Goal of the exercise:
Repeat exactly the lines from the line containing "What text is on this page?" through the last line of the records below, inclusive, and nothing else.

# Start of Exercise inputs

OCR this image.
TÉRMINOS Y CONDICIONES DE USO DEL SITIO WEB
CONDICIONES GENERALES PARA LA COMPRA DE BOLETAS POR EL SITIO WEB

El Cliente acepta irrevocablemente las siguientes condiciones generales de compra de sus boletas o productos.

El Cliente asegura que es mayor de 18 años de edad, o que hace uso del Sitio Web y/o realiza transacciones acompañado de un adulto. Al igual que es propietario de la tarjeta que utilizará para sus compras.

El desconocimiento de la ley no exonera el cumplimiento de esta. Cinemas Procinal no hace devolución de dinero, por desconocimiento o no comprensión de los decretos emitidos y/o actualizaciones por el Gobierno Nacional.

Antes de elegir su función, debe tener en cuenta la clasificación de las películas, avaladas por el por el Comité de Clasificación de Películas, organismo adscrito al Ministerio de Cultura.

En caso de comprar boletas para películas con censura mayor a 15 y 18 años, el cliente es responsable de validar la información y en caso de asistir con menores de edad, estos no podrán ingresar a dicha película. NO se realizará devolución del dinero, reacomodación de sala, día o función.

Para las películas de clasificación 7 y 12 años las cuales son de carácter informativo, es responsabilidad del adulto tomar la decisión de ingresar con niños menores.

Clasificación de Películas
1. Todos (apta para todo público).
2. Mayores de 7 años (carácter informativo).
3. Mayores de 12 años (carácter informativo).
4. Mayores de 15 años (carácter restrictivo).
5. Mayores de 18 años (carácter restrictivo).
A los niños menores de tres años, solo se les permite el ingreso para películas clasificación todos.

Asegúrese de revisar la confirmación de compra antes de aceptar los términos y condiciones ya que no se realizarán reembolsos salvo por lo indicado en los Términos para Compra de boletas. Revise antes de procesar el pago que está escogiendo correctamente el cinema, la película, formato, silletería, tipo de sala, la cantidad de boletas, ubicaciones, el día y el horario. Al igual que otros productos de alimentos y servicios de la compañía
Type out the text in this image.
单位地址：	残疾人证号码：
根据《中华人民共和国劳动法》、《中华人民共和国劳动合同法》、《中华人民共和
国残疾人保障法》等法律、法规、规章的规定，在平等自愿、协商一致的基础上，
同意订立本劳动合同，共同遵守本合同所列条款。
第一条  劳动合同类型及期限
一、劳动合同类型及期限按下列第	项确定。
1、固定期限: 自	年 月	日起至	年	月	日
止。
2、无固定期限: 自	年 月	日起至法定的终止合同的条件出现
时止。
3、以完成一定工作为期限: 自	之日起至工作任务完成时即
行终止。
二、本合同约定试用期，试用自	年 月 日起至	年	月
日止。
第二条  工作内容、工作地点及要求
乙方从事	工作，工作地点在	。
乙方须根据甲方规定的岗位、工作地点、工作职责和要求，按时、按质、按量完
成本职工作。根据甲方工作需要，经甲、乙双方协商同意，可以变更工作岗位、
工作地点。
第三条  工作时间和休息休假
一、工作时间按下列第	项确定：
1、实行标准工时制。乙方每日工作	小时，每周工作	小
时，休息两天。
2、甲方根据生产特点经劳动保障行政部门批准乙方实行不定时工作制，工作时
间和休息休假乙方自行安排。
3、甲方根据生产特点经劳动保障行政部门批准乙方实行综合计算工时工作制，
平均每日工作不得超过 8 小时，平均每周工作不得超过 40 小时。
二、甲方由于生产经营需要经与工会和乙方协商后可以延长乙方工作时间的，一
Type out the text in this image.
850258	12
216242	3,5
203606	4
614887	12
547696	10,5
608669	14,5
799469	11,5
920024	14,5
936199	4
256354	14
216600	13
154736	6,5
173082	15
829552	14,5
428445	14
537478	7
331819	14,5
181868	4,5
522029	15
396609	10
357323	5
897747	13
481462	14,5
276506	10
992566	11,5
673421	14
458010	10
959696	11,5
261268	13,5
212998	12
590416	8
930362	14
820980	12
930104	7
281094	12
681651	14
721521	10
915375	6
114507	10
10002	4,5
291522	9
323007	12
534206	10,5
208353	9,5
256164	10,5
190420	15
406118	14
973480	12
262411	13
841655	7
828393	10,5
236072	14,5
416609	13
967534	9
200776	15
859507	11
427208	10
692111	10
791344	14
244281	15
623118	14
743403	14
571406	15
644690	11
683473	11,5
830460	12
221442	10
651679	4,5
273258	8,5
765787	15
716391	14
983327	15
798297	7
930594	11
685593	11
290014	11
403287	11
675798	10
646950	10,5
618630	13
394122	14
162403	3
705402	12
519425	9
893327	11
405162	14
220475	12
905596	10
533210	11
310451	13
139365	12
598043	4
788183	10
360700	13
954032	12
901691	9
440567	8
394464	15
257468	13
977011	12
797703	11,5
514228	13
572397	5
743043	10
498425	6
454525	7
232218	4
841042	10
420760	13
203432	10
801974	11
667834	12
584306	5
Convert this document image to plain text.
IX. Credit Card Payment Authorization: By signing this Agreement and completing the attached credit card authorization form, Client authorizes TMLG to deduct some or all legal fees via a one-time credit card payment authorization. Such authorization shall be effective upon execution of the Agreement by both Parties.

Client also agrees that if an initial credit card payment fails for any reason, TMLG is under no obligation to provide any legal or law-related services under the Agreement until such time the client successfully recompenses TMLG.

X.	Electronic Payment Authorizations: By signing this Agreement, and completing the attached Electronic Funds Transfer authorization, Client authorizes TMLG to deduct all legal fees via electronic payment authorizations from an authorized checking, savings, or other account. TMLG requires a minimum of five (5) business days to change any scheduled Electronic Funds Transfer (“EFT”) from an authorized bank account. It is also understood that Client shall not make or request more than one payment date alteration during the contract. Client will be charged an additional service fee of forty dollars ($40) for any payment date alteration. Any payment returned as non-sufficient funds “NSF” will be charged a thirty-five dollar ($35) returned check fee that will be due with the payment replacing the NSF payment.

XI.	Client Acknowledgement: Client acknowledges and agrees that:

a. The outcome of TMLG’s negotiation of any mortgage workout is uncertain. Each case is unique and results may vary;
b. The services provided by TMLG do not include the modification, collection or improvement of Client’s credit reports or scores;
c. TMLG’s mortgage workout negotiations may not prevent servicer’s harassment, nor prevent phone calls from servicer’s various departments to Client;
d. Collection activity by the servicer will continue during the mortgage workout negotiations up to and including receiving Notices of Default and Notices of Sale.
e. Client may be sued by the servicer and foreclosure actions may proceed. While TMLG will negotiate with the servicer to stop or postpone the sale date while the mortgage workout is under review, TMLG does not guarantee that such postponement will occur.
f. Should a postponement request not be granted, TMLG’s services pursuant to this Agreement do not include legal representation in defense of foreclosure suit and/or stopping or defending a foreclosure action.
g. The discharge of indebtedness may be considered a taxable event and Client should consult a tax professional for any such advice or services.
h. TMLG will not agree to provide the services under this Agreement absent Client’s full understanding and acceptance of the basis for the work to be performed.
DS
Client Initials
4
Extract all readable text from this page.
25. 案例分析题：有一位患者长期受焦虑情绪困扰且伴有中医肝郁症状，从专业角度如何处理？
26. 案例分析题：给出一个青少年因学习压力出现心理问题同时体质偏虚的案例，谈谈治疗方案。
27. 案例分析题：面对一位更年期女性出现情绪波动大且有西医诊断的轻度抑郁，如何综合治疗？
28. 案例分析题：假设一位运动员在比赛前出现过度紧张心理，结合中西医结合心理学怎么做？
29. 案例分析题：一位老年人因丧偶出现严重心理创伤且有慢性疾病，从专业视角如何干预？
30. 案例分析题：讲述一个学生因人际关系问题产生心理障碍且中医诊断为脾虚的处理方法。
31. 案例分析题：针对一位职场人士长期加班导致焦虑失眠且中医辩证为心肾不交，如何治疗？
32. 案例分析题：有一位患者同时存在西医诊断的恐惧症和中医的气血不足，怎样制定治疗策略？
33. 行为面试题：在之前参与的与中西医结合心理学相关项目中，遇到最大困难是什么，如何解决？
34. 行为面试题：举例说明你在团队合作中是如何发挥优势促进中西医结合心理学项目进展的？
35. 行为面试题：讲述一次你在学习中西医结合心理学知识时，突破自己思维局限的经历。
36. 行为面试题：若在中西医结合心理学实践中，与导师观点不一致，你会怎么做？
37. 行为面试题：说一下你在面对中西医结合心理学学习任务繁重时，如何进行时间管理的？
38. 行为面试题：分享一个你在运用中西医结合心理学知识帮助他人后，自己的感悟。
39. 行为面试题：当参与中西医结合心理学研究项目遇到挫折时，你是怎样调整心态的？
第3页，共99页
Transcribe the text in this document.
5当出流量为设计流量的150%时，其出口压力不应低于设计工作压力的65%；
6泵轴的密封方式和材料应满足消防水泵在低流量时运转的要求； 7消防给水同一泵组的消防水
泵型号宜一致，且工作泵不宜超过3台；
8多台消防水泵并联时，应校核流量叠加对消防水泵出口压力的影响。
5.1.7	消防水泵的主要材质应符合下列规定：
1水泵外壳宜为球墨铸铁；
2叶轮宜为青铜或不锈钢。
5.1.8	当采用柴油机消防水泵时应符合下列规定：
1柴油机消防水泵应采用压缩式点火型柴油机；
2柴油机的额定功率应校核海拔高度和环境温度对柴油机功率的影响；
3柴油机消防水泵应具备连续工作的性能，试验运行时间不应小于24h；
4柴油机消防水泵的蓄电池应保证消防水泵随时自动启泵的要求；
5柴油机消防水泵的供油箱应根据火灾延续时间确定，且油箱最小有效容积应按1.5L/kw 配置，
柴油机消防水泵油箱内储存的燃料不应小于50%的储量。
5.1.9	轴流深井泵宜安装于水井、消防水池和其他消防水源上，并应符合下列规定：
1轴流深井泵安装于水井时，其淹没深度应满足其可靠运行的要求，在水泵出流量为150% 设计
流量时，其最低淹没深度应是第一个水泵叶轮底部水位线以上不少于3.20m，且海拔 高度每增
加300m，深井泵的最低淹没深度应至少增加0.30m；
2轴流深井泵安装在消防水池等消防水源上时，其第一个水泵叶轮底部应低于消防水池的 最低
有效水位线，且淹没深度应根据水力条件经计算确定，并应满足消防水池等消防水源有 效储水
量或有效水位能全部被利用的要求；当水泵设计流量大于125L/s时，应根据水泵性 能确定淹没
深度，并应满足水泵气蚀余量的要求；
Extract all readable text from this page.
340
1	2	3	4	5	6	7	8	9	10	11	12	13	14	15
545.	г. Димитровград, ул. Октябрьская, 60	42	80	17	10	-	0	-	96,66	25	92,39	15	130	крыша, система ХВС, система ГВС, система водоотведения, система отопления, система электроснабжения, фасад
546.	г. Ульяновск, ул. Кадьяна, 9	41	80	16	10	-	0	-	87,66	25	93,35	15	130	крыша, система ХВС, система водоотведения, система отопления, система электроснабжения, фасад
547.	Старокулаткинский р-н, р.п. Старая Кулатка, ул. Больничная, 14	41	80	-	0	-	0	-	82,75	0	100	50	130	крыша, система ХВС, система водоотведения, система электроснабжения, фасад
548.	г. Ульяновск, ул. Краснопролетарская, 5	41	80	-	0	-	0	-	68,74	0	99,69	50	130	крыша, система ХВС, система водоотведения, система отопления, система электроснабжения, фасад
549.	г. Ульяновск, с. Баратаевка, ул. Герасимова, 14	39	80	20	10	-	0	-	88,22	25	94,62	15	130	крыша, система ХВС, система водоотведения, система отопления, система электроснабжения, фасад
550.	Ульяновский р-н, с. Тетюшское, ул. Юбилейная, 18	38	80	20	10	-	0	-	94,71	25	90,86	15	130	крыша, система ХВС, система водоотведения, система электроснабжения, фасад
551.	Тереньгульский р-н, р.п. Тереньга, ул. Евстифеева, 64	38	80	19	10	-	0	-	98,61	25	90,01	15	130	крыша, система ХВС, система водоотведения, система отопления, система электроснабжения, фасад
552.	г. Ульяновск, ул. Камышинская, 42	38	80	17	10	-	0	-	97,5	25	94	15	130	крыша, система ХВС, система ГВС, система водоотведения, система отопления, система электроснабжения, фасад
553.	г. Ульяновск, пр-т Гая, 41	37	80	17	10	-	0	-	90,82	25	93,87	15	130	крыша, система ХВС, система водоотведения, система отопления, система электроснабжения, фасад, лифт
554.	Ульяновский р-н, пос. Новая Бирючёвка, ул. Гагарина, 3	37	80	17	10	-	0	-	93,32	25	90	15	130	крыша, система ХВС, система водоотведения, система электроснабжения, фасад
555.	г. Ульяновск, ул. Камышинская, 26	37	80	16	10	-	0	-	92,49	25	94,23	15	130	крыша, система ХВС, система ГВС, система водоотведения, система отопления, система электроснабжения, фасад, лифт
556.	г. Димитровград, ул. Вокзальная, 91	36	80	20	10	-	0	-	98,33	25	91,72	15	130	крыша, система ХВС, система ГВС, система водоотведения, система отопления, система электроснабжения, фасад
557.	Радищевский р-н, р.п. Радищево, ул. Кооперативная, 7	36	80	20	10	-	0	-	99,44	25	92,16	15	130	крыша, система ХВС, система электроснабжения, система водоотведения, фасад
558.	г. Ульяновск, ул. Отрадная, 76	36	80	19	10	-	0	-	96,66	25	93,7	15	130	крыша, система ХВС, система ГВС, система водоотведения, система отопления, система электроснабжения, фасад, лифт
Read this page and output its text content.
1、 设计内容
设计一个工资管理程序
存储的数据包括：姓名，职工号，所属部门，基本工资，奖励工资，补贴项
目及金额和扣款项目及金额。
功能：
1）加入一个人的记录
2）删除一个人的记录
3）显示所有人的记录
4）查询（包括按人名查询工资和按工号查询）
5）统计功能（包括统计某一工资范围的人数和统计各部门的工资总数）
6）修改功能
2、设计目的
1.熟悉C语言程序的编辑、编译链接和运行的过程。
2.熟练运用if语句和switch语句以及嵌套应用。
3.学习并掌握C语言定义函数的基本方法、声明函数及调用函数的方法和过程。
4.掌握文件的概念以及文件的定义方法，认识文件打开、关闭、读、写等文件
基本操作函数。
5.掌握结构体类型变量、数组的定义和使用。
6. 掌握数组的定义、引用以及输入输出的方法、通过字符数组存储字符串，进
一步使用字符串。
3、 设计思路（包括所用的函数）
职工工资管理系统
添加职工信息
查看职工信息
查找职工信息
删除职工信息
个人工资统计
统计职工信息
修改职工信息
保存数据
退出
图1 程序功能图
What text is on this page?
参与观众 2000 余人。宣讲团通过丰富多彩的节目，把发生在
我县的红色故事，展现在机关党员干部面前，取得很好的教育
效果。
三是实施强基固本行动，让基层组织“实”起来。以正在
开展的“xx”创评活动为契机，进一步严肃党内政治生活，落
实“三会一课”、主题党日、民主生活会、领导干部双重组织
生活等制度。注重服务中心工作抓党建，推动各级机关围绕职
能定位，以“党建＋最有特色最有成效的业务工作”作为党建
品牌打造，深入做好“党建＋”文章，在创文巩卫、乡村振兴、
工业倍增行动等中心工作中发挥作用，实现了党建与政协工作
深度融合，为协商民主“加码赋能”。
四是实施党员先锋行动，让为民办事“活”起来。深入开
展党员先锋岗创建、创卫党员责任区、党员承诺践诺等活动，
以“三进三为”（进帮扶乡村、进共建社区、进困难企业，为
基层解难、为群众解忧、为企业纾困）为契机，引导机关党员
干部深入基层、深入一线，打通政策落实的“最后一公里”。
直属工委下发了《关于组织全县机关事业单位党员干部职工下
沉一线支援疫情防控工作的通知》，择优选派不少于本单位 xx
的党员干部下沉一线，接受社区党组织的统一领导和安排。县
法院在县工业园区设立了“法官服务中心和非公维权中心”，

# End of Exercise inputs

Full output:
What text is on this page?
参与观众 2000 余人。宣讲团通过丰富多彩的节目，把发生在
我县的红色故事，展现在机关党员干部面前，取得很好的教育
效果。
三是实施强基固本行动，让基层组织“实”起来。以正在
开展的“xx”创评活动为契机，进一步严肃党内政治生活，落
实“三会一课”、主题党日、民主生活会、领导干部双重组织
生活等制度。注重服务中心工作抓党建，推动各级机关围绕职
能定位，以“党建＋最有特色最有成效的业务工作”作为党建
品牌打造，深入做好“党建＋”文章，在创文巩卫、乡村振兴、
工业倍增行动等中心工作中发挥作用，实现了党建与政协工作
深度融合，为协商民主“加码赋能”。
四是实施党员先锋行动，让为民办事“活”起来。深入开
展党员先锋岗创建、创卫党员责任区、党员承诺践诺等活动，
以“三进三为”（进帮扶乡村、进共建社区、进困难企业，为
基层解难、为群众解忧、为企业纾困）为契机，引导机关党员
干部深入基层、深入一线，打通政策落实的“最后一公里”。
直属工委下发了《关于组织全县机关事业单位党员干部职工下
沉一线支援疫情防控工作的通知》，择优选派不少于本单位 xx
的党员干部下沉一线，接受社区党组织的统一领导和安排。县
法院在县工业园区设立了“法官服务中心和非公维权中心”，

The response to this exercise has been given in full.